:: MATERIAL SUPPLIED ::
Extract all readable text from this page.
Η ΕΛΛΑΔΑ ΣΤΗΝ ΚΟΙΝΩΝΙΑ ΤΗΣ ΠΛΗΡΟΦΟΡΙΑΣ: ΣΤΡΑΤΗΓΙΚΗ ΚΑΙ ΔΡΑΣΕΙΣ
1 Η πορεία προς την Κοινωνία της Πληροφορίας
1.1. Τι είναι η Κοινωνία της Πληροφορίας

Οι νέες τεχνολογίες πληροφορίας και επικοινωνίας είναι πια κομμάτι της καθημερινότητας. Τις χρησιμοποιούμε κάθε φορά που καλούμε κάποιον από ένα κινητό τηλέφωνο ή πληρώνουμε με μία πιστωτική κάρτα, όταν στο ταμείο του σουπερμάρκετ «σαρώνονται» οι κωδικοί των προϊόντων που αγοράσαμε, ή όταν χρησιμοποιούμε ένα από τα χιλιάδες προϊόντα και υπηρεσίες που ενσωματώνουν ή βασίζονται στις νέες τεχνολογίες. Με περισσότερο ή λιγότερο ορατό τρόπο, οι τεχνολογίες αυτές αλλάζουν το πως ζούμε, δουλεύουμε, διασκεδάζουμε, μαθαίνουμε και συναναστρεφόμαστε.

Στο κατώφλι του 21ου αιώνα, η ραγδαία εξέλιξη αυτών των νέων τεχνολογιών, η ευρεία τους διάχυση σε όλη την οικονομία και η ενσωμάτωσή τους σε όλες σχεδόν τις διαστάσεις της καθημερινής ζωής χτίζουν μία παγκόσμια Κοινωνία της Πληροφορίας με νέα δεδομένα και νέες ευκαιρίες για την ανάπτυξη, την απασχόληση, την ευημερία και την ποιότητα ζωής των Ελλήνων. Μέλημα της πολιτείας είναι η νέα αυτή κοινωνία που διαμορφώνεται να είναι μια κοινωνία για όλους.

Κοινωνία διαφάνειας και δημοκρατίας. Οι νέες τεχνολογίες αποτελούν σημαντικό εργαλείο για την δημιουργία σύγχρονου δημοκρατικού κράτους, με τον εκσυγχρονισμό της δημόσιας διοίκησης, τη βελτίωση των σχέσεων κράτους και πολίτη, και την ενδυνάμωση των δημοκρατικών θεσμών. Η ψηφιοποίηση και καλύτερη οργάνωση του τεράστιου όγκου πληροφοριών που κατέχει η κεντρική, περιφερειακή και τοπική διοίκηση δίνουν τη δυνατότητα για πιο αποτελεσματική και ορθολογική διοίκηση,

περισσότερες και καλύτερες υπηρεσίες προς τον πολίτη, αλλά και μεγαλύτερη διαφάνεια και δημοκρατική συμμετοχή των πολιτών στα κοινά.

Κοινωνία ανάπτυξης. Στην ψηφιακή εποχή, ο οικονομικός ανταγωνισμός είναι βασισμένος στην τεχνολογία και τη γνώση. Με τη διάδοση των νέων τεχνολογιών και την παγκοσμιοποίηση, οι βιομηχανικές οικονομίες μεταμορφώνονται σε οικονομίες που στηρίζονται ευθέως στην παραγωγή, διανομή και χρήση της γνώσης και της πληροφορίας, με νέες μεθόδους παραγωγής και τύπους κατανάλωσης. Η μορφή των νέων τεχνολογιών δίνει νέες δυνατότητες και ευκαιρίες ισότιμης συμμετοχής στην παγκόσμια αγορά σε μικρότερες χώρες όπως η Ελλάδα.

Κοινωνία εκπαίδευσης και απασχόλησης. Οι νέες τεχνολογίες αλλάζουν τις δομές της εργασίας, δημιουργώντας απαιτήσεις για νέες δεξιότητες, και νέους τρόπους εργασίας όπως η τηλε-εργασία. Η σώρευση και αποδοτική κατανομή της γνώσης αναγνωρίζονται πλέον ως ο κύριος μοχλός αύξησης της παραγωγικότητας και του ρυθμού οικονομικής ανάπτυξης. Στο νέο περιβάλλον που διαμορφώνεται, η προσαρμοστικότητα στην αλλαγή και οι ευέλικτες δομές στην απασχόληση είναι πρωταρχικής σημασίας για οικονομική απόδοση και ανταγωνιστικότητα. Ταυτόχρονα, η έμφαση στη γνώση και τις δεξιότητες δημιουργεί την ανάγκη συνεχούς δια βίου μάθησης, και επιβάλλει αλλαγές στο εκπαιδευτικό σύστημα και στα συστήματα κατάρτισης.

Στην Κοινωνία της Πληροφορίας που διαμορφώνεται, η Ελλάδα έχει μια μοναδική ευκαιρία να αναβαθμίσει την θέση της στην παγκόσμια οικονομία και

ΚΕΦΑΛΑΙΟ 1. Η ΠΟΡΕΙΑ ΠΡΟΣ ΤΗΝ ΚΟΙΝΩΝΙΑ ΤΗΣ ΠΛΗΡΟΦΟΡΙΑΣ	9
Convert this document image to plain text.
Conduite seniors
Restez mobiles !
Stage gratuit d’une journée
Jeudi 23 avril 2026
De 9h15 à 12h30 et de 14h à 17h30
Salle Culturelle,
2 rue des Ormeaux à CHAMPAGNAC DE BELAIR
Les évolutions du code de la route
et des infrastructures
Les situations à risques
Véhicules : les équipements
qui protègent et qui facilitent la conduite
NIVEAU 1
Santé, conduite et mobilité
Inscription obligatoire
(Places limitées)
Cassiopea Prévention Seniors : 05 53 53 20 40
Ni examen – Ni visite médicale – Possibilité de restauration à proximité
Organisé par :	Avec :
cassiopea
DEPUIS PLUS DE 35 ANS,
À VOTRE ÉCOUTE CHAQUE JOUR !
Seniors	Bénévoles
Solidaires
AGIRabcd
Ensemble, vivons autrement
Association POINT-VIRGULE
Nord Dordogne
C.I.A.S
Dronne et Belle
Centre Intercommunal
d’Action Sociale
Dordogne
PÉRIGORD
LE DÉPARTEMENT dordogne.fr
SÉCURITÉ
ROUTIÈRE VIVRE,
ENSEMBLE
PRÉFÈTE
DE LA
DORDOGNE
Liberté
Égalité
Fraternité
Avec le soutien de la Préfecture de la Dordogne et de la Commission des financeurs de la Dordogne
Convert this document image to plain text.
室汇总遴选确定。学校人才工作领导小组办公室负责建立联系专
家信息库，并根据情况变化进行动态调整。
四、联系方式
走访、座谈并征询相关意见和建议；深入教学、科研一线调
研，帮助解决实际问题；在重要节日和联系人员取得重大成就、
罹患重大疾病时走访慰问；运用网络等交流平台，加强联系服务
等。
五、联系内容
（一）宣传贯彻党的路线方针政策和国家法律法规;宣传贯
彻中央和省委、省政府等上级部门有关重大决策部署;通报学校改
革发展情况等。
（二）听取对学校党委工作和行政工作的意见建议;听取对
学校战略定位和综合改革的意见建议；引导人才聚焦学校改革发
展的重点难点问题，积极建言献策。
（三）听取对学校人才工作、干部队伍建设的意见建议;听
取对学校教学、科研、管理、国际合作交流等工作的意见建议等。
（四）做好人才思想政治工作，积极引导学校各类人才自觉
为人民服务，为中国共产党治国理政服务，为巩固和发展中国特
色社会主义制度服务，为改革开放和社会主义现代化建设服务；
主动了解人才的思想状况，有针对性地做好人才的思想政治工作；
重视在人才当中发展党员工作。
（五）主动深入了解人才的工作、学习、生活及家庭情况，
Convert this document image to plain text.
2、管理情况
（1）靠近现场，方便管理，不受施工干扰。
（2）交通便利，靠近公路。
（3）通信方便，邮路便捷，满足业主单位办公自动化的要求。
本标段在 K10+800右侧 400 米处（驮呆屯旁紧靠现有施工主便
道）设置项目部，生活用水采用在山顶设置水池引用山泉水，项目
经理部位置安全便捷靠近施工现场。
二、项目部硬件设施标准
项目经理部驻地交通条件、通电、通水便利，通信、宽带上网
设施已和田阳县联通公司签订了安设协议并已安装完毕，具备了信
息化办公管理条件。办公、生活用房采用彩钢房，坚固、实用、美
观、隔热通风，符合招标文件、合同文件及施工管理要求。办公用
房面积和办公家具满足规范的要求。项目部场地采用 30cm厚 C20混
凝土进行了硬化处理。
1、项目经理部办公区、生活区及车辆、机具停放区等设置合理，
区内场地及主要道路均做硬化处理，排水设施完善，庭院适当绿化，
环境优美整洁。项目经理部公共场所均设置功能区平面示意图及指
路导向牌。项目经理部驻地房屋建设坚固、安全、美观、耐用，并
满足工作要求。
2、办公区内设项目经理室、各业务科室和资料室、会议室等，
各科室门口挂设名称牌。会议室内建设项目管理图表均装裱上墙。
:::
PROBLEM STATEMENT: Using the records above, list each line that includes "τεχνολογιών".

EXERCISE SOLUTION:
Στο κατώφλι του 21ου αιώνα, η ραγδαία εξέλιξη αυτών των νέων τεχνολογιών, η ευρεία τους διάχυση σε όλη την οικονομία και η ενσωμάτωσή τους σε όλες σχεδόν τις διαστάσεις της καθημερινής ζωής χτίζουν μία παγκόσμια Κοινωνία της Πληροφορίας με νέα δεδομένα και νέες ευκαιρίες για την ανάπτυξη, την απασχόληση, την ευημερία και την ποιότητα ζωής των Ελλήνων. Μέλημα της πολιτείας είναι η νέα αυτή κοινωνία που διαμορφώνεται να είναι μια κοινωνία για όλους.
Κοινωνία ανάπτυξης. Στην ψηφιακή εποχή, ο οικονομικός ανταγωνισμός είναι βασισμένος στην τεχνολογία και τη γνώση. Με τη διάδοση των νέων τεχνολογιών και την παγκοσμιοποίηση, οι βιομηχανικές οικονομίες μεταμορφώνονται σε οικονομίες που στηρίζονται ευθέως στην παραγωγή, διανομή και χρήση της γνώσης και της πληροφορίας, με νέες μεθόδους παραγωγής και τύπους κατανάλωσης. Η μορφή των νέων τεχνολογιών δίνει νέες δυνατότητες και ευκαιρίες ισότιμης συμμετοχής στην παγκόσμια αγορά σε μικρότερες χώρες όπως η Ελλάδα.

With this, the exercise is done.